▶ Data section
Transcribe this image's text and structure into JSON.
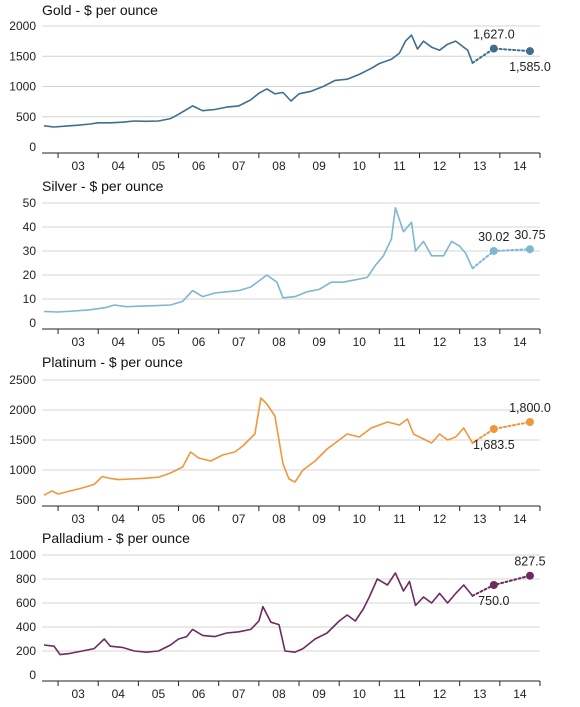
{
  "chart_data": [
    {
      "type": "line",
      "title": "Gold - $ per ounce",
      "color": "#3f6f8f",
      "ylim": [
        0,
        2000
      ],
      "yticks": [
        0,
        500,
        1000,
        1500,
        2000
      ],
      "ytick_labels": [
        "0",
        "500",
        "1000",
        "1500",
        "2000"
      ],
      "xlim": [
        2002.6,
        2015.0
      ],
      "xtick_labels": [
        "03",
        "04",
        "05",
        "06",
        "07",
        "08",
        "09",
        "10",
        "11",
        "12",
        "13",
        "14"
      ],
      "grid": true,
      "series": [
        {
          "x": [
            2002.65,
            2002.9,
            2003.2,
            2003.5,
            2003.8,
            2004.0,
            2004.3,
            2004.6,
            2004.9,
            2005.2,
            2005.5,
            2005.8,
            2006.0,
            2006.35,
            2006.6,
            2006.9,
            2007.2,
            2007.5,
            2007.8,
            2008.0,
            2008.2,
            2008.4,
            2008.6,
            2008.8,
            2009.0,
            2009.3,
            2009.6,
            2009.9,
            2010.2,
            2010.5,
            2010.8,
            2011.0,
            2011.3,
            2011.5,
            2011.65,
            2011.8,
            2011.95,
            2012.1,
            2012.3,
            2012.5,
            2012.7,
            2012.9,
            2013.1,
            2013.2,
            2013.32
          ],
          "y": [
            350,
            330,
            345,
            360,
            380,
            400,
            400,
            410,
            430,
            425,
            430,
            470,
            540,
            680,
            600,
            620,
            660,
            680,
            780,
            890,
            960,
            880,
            900,
            760,
            880,
            920,
            1000,
            1100,
            1120,
            1200,
            1300,
            1380,
            1450,
            1550,
            1750,
            1850,
            1620,
            1750,
            1650,
            1600,
            1700,
            1750,
            1650,
            1600,
            1390
          ]
        }
      ],
      "forecast": [
        {
          "x": 2013.32,
          "y": 1390
        },
        {
          "x": 2013.85,
          "y": 1627.0,
          "label": "1,627.0",
          "label_pos": "above"
        },
        {
          "x": 2014.75,
          "y": 1585.0,
          "label": "1,585.0",
          "label_pos": "below"
        }
      ]
    },
    {
      "type": "line",
      "title": "Silver - $ per ounce",
      "color": "#7db7d1",
      "ylim": [
        0,
        50
      ],
      "yticks": [
        0,
        10,
        20,
        30,
        40,
        50
      ],
      "ytick_labels": [
        "0",
        "10",
        "20",
        "30",
        "40",
        "50"
      ],
      "xlim": [
        2002.6,
        2015.0
      ],
      "xtick_labels": [
        "03",
        "04",
        "05",
        "06",
        "07",
        "08",
        "09",
        "10",
        "11",
        "12",
        "13",
        "14"
      ],
      "grid": true,
      "series": [
        {
          "x": [
            2002.65,
            2003.0,
            2003.4,
            2003.8,
            2004.2,
            2004.4,
            2004.7,
            2005.0,
            2005.4,
            2005.8,
            2006.1,
            2006.35,
            2006.6,
            2006.9,
            2007.2,
            2007.5,
            2007.8,
            2008.0,
            2008.2,
            2008.45,
            2008.6,
            2008.9,
            2009.2,
            2009.5,
            2009.8,
            2010.1,
            2010.4,
            2010.7,
            2010.9,
            2011.1,
            2011.3,
            2011.4,
            2011.6,
            2011.8,
            2011.9,
            2012.1,
            2012.3,
            2012.6,
            2012.8,
            2013.0,
            2013.15,
            2013.32
          ],
          "y": [
            4.8,
            4.6,
            5.0,
            5.5,
            6.5,
            7.5,
            6.8,
            7.0,
            7.2,
            7.5,
            9.0,
            13.5,
            11.0,
            12.5,
            13.0,
            13.5,
            15.0,
            17.5,
            20.0,
            17.0,
            10.5,
            11.0,
            13.0,
            14.0,
            17.0,
            17.0,
            18.0,
            19.0,
            24.0,
            28.0,
            35.0,
            48.0,
            38.0,
            42.0,
            30.0,
            34.0,
            28.0,
            28.0,
            34.0,
            32.0,
            29.0,
            22.8
          ]
        }
      ],
      "forecast": [
        {
          "x": 2013.32,
          "y": 22.8
        },
        {
          "x": 2013.85,
          "y": 30.02,
          "label": "30.02",
          "label_pos": "above"
        },
        {
          "x": 2014.75,
          "y": 30.75,
          "label": "30.75",
          "label_pos": "above"
        }
      ]
    },
    {
      "type": "line",
      "title": "Platinum - $ per ounce",
      "color": "#f0973a",
      "ylim": [
        500,
        2500
      ],
      "yticks": [
        500,
        1000,
        1500,
        2000,
        2500
      ],
      "ytick_labels": [
        "500",
        "1000",
        "1500",
        "2000",
        "2500"
      ],
      "xlim": [
        2002.6,
        2015.0
      ],
      "xtick_labels": [
        "03",
        "04",
        "05",
        "06",
        "07",
        "08",
        "09",
        "10",
        "11",
        "12",
        "13",
        "14"
      ],
      "grid": true,
      "series": [
        {
          "x": [
            2002.65,
            2002.85,
            2003.0,
            2003.3,
            2003.6,
            2003.9,
            2004.1,
            2004.3,
            2004.5,
            2004.8,
            2005.1,
            2005.5,
            2005.8,
            2006.1,
            2006.3,
            2006.5,
            2006.8,
            2007.1,
            2007.4,
            2007.6,
            2007.75,
            2007.9,
            2008.05,
            2008.2,
            2008.4,
            2008.6,
            2008.75,
            2008.9,
            2009.1,
            2009.4,
            2009.7,
            2010.0,
            2010.2,
            2010.5,
            2010.8,
            2011.0,
            2011.2,
            2011.5,
            2011.7,
            2011.85,
            2012.0,
            2012.3,
            2012.5,
            2012.7,
            2012.9,
            2013.1,
            2013.32
          ],
          "y": [
            580,
            650,
            600,
            650,
            700,
            760,
            890,
            860,
            840,
            850,
            860,
            880,
            950,
            1050,
            1300,
            1200,
            1150,
            1250,
            1300,
            1400,
            1500,
            1600,
            2200,
            2100,
            1900,
            1100,
            850,
            800,
            1000,
            1150,
            1350,
            1500,
            1600,
            1550,
            1700,
            1750,
            1800,
            1750,
            1850,
            1600,
            1550,
            1450,
            1600,
            1500,
            1550,
            1700,
            1450
          ]
        }
      ],
      "forecast": [
        {
          "x": 2013.32,
          "y": 1450
        },
        {
          "x": 2013.85,
          "y": 1683.5,
          "label": "1,683.5",
          "label_pos": "below"
        },
        {
          "x": 2014.75,
          "y": 1800.0,
          "label": "1,800.0",
          "label_pos": "above"
        }
      ]
    },
    {
      "type": "line",
      "title": "Palladium - $ per ounce",
      "color": "#6f2a62",
      "ylim": [
        0,
        1000
      ],
      "yticks": [
        0,
        200,
        400,
        600,
        800,
        1000
      ],
      "ytick_labels": [
        "0",
        "200",
        "400",
        "600",
        "800",
        "1000"
      ],
      "xlim": [
        2002.6,
        2015.0
      ],
      "xtick_labels": [
        "03",
        "04",
        "05",
        "06",
        "07",
        "08",
        "09",
        "10",
        "11",
        "12",
        "13",
        "14"
      ],
      "grid": true,
      "series": [
        {
          "x": [
            2002.65,
            2002.9,
            2003.05,
            2003.3,
            2003.6,
            2003.9,
            2004.15,
            2004.3,
            2004.6,
            2004.9,
            2005.2,
            2005.5,
            2005.8,
            2006.0,
            2006.2,
            2006.35,
            2006.6,
            2006.9,
            2007.2,
            2007.5,
            2007.8,
            2008.0,
            2008.1,
            2008.3,
            2008.5,
            2008.65,
            2008.9,
            2009.1,
            2009.4,
            2009.7,
            2010.0,
            2010.2,
            2010.4,
            2010.6,
            2010.75,
            2010.95,
            2011.2,
            2011.4,
            2011.6,
            2011.75,
            2011.9,
            2012.1,
            2012.3,
            2012.5,
            2012.7,
            2012.9,
            2013.1,
            2013.32
          ],
          "y": [
            250,
            240,
            170,
            180,
            200,
            220,
            300,
            240,
            230,
            200,
            190,
            200,
            250,
            300,
            320,
            380,
            330,
            320,
            350,
            360,
            380,
            450,
            570,
            440,
            420,
            200,
            190,
            220,
            300,
            350,
            450,
            500,
            450,
            550,
            650,
            800,
            750,
            850,
            700,
            780,
            580,
            650,
            600,
            680,
            600,
            680,
            750,
            660
          ]
        }
      ],
      "forecast": [
        {
          "x": 2013.32,
          "y": 660
        },
        {
          "x": 2013.85,
          "y": 750.0,
          "label": "750.0",
          "label_pos": "below"
        },
        {
          "x": 2014.75,
          "y": 827.5,
          "label": "827.5",
          "label_pos": "above"
        }
      ]
    }
  ]
}
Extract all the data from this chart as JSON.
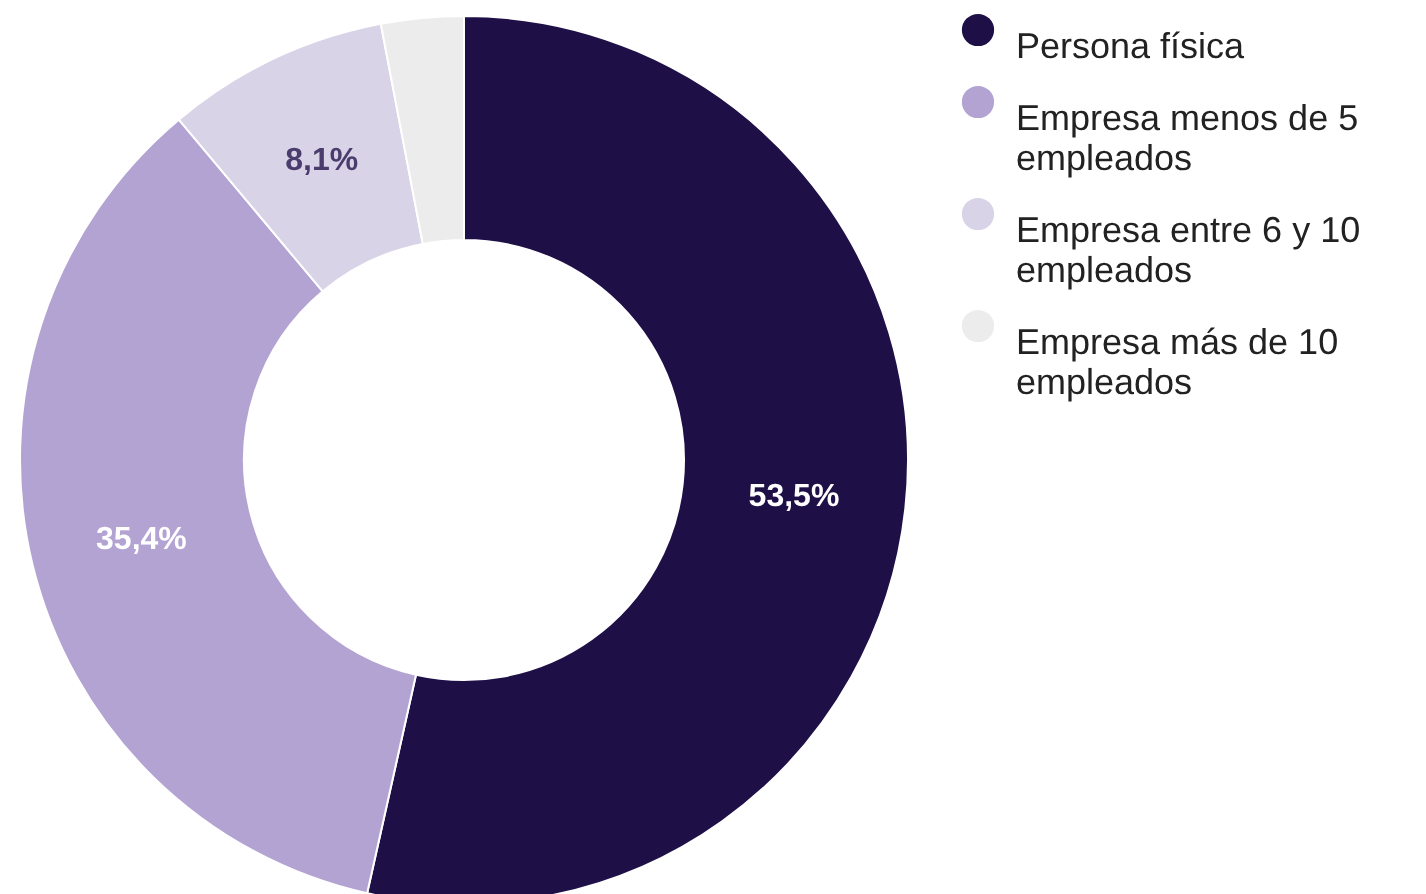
{
  "chart_data": {
    "type": "donut",
    "categories": [
      "Persona física",
      "Empresa menos de 5 empleados",
      "Empresa entre 6 y 10 empleados",
      "Empresa más de 10 empleados"
    ],
    "values": [
      53.5,
      35.4,
      8.1,
      3.0
    ],
    "colors": [
      "#1f0f47",
      "#b3a3d3",
      "#d9d3e8",
      "#ececec"
    ],
    "value_labels": [
      "53,5%",
      "35,4%",
      "8,1%",
      null
    ],
    "legend": "top right"
  }
}
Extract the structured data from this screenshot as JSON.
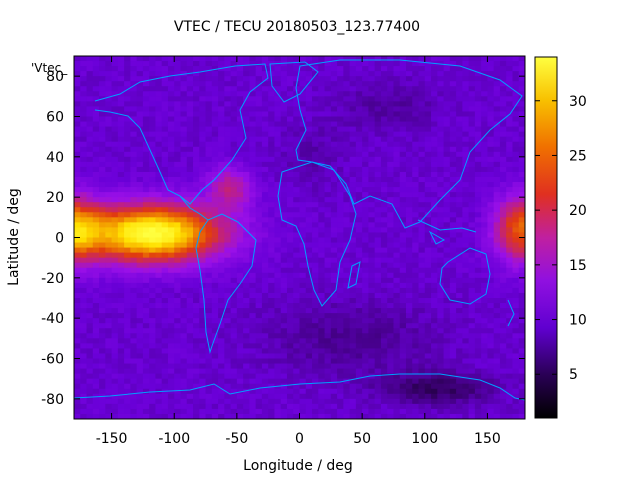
{
  "chart_data": {
    "type": "heatmap",
    "title": "VTEC / TECU 20180503_123.77400",
    "xlabel": "Longitude / deg",
    "ylabel": "Latitude / deg",
    "key_label": "'Vtec_",
    "xlim": [
      -180,
      180
    ],
    "ylim": [
      -90,
      90
    ],
    "xticks": [
      -150,
      -100,
      -50,
      0,
      50,
      100,
      150
    ],
    "yticks": [
      -80,
      -60,
      -40,
      -20,
      0,
      20,
      40,
      60,
      80
    ],
    "colorbar": {
      "min": 1,
      "max": 34,
      "ticks": [
        5,
        10,
        15,
        20,
        25,
        30
      ]
    },
    "colormap": [
      "#000000",
      "#3a0070",
      "#6a00d8",
      "#9a10e8",
      "#c02080",
      "#e03a10",
      "#f08c00",
      "#ffe000",
      "#ffff40"
    ],
    "coastline_color": "#00a0ff",
    "features": [
      {
        "name": "equatorial-anomaly-pacific",
        "lon": -118,
        "lat": 2,
        "vtec": 34
      },
      {
        "name": "equatorial-anomaly-east-edge",
        "lon": 178,
        "lat": 4,
        "vtec": 24
      },
      {
        "name": "southern-polar-minimum",
        "lon": 110,
        "lat": -75,
        "vtec": 1
      },
      {
        "name": "background",
        "vtec": 9
      }
    ],
    "grid": false,
    "legend": "top-left"
  }
}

▶ Work to be completed
Using the listing, collect all lines in which the string "empleados" is found.

▶ Solution
      "Empresa menos de 5 empleados",
      "Empresa entre 6 y 10 empleados",
      "Empresa más de 10 empleados"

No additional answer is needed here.